In the entries below, count the lines holding "CBOE". Reply with the number only.

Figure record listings
___

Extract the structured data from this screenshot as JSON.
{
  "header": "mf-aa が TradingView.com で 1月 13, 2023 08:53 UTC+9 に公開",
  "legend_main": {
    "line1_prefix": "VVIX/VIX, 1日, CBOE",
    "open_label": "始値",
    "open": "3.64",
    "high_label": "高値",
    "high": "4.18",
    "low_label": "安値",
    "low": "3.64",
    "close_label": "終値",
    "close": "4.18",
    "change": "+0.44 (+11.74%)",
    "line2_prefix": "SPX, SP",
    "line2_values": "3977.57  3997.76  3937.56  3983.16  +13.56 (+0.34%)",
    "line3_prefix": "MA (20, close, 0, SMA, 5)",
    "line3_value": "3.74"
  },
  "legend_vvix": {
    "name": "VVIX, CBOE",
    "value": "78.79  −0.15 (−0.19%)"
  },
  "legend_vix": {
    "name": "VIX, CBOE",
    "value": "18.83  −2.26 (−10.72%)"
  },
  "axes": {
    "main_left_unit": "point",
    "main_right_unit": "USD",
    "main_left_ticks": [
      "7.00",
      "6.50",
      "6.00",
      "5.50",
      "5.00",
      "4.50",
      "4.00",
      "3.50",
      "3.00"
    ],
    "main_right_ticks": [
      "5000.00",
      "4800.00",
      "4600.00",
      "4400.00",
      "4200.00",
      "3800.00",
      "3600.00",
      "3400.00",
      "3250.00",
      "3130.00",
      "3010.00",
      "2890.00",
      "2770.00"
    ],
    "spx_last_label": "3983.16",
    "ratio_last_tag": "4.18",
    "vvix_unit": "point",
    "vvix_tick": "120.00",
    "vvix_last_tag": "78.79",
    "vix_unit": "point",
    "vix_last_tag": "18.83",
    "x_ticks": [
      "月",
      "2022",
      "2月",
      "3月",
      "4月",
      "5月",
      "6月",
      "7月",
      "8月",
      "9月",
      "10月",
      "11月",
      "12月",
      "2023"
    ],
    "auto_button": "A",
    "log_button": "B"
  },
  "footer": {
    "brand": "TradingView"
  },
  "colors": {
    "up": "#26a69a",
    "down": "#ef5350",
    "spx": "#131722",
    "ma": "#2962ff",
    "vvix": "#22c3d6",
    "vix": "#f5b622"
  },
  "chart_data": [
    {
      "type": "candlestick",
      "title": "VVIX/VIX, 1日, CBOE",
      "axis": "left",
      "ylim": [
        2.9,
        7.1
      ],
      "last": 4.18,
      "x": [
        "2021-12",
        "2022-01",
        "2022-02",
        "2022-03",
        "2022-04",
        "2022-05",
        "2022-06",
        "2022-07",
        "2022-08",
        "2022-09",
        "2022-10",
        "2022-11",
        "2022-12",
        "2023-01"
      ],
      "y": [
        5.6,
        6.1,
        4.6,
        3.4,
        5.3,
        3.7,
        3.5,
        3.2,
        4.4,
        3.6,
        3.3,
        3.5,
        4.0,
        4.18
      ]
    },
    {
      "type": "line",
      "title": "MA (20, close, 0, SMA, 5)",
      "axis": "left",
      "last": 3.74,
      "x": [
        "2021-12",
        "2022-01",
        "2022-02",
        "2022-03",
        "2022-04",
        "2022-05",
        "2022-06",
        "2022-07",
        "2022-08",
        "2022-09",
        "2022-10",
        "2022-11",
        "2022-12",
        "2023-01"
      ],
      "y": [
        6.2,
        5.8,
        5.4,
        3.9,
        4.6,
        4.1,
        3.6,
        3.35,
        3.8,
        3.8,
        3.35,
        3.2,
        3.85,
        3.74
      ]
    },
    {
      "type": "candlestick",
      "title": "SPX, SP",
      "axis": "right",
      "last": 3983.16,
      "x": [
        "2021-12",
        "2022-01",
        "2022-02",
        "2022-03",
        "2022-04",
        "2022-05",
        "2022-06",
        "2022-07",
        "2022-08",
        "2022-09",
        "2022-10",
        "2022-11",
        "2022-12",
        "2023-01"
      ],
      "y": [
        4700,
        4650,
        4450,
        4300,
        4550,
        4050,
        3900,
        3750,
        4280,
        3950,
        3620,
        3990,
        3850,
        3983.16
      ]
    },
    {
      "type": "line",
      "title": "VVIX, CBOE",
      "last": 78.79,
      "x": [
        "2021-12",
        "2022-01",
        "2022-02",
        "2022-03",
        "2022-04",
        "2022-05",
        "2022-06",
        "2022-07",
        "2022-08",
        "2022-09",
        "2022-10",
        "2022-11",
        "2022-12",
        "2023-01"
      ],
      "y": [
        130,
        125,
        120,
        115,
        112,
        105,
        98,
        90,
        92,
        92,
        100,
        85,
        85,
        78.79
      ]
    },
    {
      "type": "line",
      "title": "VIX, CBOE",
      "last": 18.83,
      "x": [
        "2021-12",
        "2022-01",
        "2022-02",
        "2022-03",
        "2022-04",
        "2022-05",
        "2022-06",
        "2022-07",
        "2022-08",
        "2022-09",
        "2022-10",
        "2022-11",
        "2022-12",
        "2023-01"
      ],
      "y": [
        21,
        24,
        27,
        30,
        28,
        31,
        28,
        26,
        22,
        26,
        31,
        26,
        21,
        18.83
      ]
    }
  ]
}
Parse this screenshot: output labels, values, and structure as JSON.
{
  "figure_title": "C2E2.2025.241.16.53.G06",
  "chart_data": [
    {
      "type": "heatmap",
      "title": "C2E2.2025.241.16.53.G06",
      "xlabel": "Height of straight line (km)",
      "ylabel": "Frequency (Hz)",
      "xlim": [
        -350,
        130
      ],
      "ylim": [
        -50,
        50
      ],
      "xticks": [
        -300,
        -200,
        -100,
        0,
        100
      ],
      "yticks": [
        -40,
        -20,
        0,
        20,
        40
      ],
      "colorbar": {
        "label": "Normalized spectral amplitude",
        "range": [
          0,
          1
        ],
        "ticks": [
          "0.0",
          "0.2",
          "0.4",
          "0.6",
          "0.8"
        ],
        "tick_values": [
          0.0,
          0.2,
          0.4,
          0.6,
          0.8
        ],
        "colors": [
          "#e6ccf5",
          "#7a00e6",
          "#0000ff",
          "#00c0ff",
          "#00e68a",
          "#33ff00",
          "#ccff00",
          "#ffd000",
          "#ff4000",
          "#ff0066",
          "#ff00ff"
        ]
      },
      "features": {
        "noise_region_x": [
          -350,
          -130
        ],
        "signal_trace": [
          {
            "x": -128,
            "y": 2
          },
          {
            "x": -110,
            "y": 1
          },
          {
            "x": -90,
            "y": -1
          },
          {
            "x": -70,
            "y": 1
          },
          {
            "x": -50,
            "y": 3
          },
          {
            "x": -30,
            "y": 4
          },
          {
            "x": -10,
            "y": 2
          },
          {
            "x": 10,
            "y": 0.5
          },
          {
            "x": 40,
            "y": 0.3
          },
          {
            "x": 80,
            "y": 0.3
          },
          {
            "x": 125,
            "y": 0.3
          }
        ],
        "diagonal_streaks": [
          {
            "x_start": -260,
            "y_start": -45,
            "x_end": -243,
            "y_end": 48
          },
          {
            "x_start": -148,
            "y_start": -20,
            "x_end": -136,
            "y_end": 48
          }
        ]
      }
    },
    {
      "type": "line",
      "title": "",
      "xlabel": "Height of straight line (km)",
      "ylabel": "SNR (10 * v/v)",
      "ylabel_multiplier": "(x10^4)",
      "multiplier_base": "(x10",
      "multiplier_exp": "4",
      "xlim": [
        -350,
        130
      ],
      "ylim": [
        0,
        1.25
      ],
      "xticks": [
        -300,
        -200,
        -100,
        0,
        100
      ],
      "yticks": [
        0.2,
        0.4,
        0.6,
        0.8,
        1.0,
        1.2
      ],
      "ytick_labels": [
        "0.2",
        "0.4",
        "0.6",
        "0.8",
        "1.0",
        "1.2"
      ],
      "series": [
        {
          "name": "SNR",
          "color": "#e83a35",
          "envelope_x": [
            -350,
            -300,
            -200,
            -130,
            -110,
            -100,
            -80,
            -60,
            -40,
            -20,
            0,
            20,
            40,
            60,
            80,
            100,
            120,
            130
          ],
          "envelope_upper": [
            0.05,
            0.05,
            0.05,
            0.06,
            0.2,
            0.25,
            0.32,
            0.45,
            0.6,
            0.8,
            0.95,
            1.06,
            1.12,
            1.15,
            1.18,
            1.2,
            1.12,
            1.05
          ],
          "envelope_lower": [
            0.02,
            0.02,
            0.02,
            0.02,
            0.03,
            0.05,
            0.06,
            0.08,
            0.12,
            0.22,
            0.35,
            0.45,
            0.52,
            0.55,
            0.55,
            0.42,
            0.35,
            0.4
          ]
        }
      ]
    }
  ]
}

___

_THE SOLUTION_
6